### TASK DIRECTIONS
Check each line below for "Hydr" and report how many have it, nothing else.

(Records about charts and figures)
========================

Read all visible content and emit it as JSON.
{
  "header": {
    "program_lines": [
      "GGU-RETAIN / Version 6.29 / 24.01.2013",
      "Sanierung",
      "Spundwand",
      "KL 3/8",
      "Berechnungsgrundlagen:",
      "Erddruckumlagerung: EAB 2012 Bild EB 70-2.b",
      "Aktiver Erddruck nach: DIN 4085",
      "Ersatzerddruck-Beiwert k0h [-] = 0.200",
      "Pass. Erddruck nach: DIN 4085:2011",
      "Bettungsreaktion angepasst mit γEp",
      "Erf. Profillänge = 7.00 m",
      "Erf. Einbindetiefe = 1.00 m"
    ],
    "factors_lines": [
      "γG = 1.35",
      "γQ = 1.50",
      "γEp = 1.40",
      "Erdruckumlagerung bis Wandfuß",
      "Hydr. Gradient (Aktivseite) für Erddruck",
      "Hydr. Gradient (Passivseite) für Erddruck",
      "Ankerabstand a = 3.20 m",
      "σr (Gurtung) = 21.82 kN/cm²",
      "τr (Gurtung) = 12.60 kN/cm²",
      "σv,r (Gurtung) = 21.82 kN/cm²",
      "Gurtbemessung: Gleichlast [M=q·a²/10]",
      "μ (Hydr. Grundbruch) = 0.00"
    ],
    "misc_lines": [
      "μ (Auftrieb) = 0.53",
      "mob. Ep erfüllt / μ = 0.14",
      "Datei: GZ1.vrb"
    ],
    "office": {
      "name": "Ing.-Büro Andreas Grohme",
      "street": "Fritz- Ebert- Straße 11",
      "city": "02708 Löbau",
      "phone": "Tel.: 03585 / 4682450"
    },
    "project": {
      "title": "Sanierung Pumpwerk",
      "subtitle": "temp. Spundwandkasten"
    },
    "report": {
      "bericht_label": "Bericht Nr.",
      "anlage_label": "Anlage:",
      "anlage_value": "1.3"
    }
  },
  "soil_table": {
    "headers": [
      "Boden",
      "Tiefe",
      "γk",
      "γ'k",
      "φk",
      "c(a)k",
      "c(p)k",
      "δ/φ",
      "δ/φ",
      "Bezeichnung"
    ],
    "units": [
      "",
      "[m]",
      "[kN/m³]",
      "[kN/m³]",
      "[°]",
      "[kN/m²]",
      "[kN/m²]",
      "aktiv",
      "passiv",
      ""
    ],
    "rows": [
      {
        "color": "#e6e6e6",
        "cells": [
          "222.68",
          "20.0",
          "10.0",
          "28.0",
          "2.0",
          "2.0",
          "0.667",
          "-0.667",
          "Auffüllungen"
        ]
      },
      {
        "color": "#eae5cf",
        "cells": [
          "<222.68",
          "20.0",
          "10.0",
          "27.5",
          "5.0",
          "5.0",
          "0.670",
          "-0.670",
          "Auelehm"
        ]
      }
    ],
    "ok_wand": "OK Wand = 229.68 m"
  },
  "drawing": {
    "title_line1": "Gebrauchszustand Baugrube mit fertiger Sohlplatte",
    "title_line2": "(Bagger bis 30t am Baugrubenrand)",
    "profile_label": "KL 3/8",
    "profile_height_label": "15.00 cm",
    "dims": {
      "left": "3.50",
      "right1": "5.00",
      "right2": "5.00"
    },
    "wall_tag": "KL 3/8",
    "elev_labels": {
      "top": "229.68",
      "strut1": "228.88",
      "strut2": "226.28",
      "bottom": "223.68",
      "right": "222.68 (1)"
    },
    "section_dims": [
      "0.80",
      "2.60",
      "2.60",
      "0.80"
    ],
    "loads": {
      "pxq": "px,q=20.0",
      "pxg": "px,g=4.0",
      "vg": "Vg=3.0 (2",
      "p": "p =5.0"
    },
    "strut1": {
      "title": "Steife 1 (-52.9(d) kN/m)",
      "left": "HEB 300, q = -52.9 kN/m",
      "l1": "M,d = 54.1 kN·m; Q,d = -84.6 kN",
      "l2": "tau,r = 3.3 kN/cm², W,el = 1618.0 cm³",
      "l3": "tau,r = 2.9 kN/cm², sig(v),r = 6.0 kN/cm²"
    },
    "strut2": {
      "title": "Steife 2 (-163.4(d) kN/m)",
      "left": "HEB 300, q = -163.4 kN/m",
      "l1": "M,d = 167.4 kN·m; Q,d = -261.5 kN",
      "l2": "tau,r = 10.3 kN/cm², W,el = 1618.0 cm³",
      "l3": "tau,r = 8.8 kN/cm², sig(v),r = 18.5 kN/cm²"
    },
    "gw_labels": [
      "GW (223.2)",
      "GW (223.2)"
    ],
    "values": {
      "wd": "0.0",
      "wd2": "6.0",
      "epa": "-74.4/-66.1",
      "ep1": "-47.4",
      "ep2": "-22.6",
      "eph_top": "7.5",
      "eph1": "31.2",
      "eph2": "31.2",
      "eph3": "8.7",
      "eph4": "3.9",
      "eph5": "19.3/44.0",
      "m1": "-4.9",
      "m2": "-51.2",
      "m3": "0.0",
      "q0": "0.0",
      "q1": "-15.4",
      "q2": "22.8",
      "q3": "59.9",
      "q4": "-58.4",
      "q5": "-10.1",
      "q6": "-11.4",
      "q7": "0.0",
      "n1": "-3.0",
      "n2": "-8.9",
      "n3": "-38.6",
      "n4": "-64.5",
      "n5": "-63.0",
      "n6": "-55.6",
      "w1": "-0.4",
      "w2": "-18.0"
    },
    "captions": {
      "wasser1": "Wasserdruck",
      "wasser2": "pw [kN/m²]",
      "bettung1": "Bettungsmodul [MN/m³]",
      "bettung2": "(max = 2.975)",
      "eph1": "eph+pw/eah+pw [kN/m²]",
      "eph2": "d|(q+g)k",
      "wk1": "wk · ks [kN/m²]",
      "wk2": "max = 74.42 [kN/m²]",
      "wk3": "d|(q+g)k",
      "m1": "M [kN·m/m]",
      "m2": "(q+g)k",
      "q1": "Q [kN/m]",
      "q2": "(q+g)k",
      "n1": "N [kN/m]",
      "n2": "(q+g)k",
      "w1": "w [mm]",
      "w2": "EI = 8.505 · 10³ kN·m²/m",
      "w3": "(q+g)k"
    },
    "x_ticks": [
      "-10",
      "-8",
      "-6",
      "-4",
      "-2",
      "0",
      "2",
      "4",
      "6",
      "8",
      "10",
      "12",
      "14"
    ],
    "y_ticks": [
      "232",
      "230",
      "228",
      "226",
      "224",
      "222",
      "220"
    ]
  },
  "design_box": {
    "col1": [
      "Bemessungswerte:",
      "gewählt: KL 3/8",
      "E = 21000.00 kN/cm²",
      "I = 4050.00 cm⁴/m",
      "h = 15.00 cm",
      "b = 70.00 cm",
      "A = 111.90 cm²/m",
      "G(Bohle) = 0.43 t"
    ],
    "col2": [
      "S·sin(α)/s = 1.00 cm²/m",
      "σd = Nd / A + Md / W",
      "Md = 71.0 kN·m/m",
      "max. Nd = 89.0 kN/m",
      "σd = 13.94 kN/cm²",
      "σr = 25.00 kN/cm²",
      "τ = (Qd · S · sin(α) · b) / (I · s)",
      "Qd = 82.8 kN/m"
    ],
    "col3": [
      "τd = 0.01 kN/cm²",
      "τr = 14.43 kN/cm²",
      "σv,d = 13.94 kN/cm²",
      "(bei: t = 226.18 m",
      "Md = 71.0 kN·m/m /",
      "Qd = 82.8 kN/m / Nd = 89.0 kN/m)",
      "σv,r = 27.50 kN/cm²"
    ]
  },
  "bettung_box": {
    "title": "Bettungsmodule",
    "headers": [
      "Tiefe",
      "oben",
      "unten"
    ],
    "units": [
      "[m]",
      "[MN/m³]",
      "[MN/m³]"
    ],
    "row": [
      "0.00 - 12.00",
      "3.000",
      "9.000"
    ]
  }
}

========================

### TASK RESPONSE
3